-- OBJECTIVE --
Each line containing the word "Eher" must be reported.

-- INFORMATION SHOWN --
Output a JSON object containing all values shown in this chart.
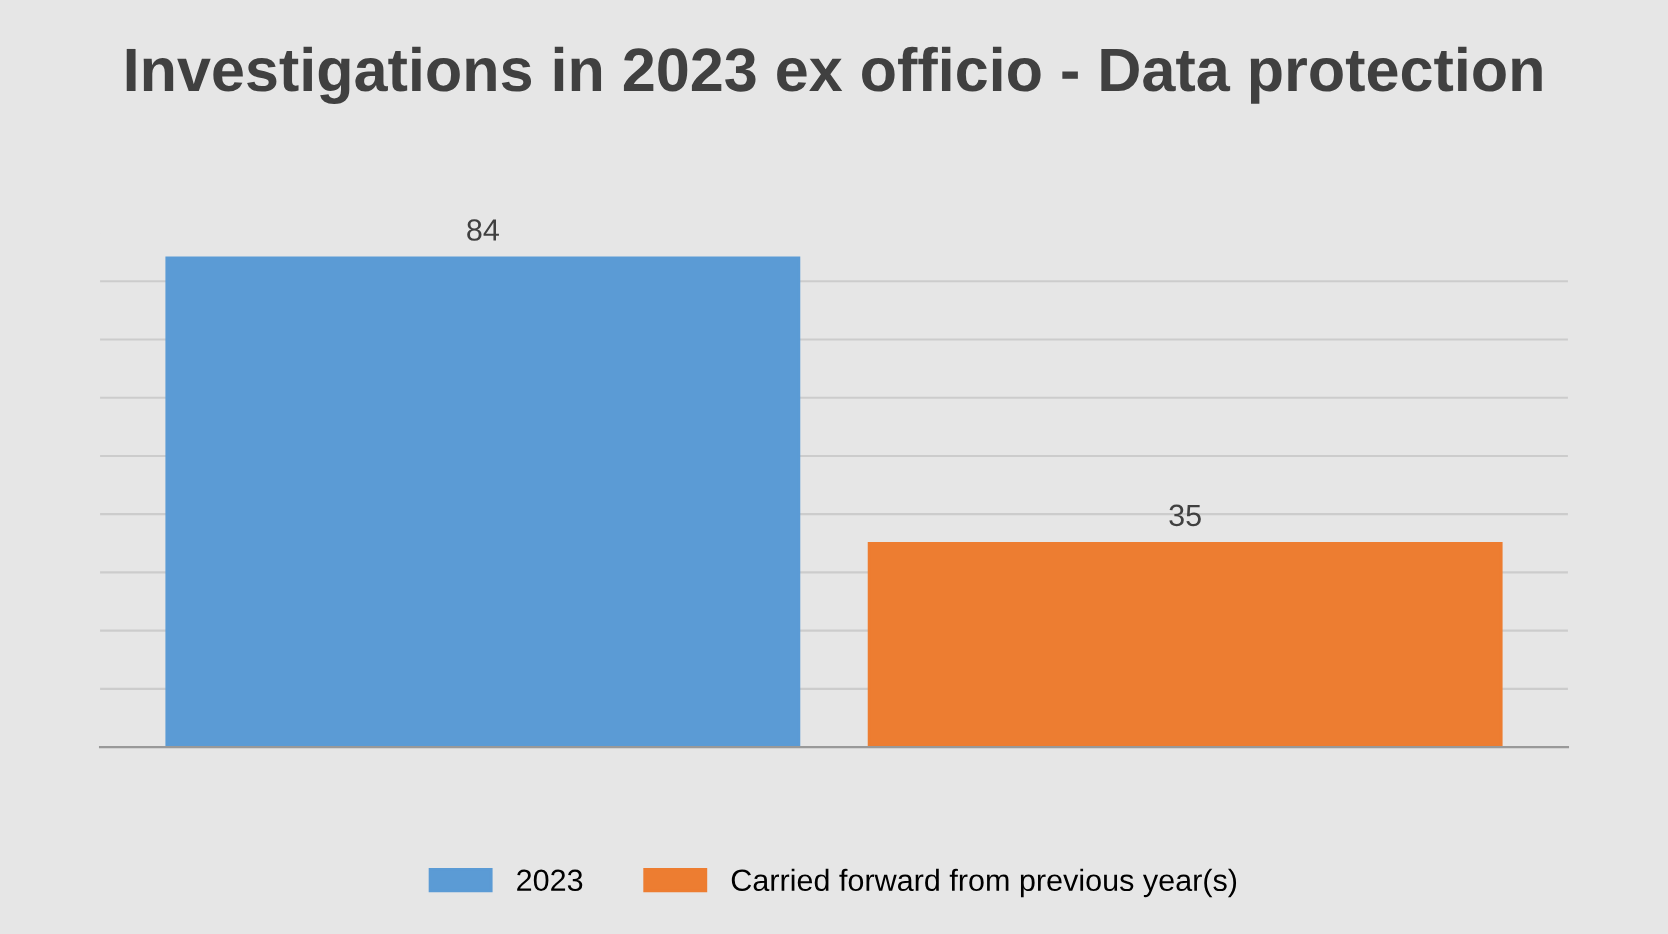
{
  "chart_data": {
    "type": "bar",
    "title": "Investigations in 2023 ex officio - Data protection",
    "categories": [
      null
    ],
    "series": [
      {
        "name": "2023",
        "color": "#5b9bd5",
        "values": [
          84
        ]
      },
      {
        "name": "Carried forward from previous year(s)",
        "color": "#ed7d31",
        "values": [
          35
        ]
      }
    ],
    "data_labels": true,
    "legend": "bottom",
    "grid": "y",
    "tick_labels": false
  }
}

* * *

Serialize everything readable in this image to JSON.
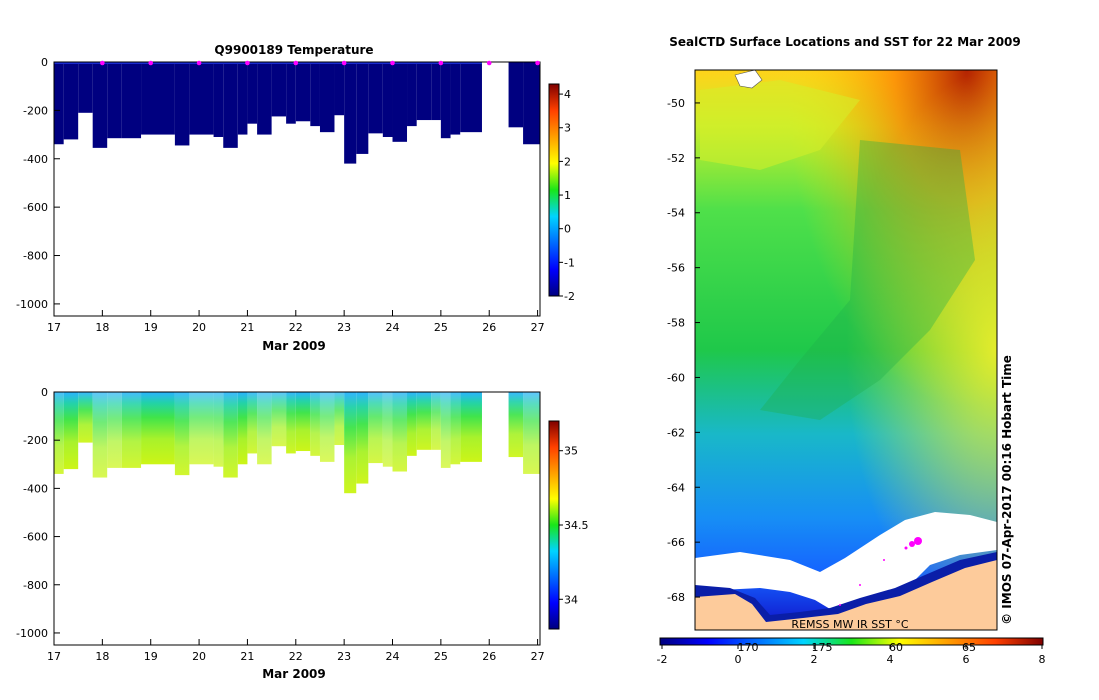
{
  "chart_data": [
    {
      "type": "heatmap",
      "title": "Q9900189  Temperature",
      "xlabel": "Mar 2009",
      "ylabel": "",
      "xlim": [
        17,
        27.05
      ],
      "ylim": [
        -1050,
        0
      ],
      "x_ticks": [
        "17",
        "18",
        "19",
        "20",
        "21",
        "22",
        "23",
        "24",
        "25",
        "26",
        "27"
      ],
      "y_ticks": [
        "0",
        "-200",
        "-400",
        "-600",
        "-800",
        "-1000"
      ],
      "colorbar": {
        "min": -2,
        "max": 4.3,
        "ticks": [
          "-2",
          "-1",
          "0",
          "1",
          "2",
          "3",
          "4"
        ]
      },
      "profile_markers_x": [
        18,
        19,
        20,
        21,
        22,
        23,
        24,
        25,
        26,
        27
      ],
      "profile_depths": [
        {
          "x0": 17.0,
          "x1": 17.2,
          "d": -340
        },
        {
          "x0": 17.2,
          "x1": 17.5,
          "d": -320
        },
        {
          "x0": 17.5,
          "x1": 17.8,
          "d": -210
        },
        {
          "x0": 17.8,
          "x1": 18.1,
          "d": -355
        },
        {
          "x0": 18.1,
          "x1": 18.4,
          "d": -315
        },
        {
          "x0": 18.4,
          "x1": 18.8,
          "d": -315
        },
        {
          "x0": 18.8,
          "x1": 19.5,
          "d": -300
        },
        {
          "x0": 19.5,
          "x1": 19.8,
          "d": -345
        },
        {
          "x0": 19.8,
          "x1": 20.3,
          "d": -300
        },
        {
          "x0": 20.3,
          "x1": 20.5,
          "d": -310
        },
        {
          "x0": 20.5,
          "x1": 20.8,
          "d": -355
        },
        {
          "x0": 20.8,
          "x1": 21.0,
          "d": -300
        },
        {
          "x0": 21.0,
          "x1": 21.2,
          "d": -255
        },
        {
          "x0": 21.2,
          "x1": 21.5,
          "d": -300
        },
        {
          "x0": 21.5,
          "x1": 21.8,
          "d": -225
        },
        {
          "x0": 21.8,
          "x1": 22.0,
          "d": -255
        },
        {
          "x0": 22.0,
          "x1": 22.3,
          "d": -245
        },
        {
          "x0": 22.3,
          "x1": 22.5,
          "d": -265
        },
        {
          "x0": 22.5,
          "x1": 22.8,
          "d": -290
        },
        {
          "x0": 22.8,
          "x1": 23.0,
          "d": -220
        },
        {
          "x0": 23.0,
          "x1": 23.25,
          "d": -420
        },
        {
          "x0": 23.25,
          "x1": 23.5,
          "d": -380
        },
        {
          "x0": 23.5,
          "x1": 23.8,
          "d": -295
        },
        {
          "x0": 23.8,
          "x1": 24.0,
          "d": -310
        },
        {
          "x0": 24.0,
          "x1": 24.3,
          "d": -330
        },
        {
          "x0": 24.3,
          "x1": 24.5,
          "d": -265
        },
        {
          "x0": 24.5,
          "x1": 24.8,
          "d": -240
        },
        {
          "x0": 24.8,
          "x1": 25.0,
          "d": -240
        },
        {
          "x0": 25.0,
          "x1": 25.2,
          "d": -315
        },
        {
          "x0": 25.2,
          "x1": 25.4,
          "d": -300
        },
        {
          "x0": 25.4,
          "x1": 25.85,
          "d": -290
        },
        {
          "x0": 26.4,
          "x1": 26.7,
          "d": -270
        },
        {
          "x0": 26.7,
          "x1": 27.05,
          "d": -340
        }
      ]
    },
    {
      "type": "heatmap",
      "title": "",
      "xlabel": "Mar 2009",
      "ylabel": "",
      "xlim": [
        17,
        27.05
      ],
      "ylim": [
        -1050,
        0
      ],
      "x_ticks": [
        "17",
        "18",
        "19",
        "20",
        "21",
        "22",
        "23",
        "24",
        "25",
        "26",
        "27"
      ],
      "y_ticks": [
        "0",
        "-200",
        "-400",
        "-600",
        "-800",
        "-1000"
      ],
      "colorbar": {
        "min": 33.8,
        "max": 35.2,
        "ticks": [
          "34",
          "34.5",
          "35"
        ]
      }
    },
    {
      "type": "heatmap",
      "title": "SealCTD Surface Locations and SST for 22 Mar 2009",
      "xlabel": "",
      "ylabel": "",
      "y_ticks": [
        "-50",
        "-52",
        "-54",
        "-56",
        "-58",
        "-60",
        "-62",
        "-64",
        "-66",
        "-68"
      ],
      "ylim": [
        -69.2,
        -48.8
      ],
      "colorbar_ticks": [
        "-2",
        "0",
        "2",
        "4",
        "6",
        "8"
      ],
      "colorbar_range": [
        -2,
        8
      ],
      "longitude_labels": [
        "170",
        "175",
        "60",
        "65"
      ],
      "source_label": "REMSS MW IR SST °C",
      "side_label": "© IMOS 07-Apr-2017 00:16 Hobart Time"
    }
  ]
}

--

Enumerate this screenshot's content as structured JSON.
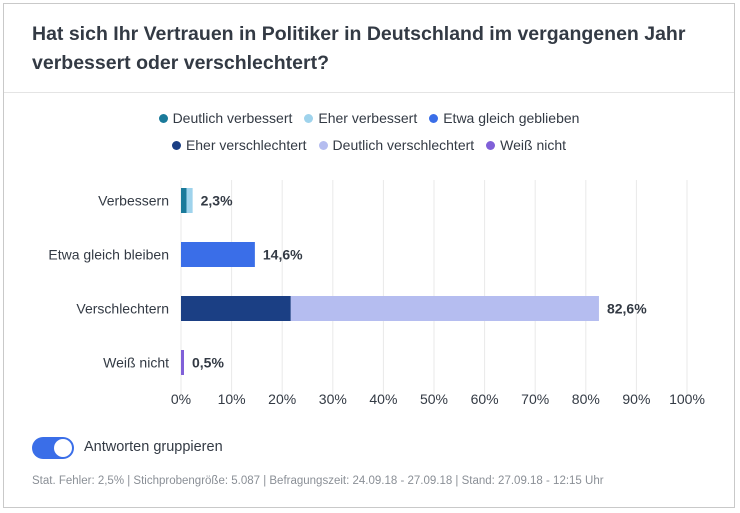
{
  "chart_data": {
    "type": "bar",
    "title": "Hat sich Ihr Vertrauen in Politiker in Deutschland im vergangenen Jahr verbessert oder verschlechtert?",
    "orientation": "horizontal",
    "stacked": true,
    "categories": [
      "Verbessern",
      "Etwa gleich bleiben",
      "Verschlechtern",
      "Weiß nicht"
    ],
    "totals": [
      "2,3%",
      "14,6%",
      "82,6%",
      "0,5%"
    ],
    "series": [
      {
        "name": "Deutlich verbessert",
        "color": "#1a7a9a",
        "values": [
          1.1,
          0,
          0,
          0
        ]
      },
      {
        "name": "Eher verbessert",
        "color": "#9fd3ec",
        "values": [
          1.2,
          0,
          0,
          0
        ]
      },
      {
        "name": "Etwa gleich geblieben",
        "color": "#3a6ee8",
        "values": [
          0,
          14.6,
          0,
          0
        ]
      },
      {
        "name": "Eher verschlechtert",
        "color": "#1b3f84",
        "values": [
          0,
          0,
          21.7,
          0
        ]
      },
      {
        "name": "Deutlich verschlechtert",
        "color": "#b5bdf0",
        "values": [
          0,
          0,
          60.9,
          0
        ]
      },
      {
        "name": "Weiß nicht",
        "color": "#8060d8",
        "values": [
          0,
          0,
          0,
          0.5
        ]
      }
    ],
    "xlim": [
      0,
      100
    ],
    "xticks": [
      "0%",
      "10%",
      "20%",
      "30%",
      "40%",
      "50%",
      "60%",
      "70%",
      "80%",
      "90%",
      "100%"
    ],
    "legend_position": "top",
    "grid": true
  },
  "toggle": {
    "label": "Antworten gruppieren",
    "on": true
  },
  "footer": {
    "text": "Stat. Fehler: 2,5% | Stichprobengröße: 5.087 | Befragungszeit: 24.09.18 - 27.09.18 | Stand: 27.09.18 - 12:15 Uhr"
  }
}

-- RESULT OF THIS TASK --
        "name": "Eher verbessert",
        "name": "Eher verschlechtert",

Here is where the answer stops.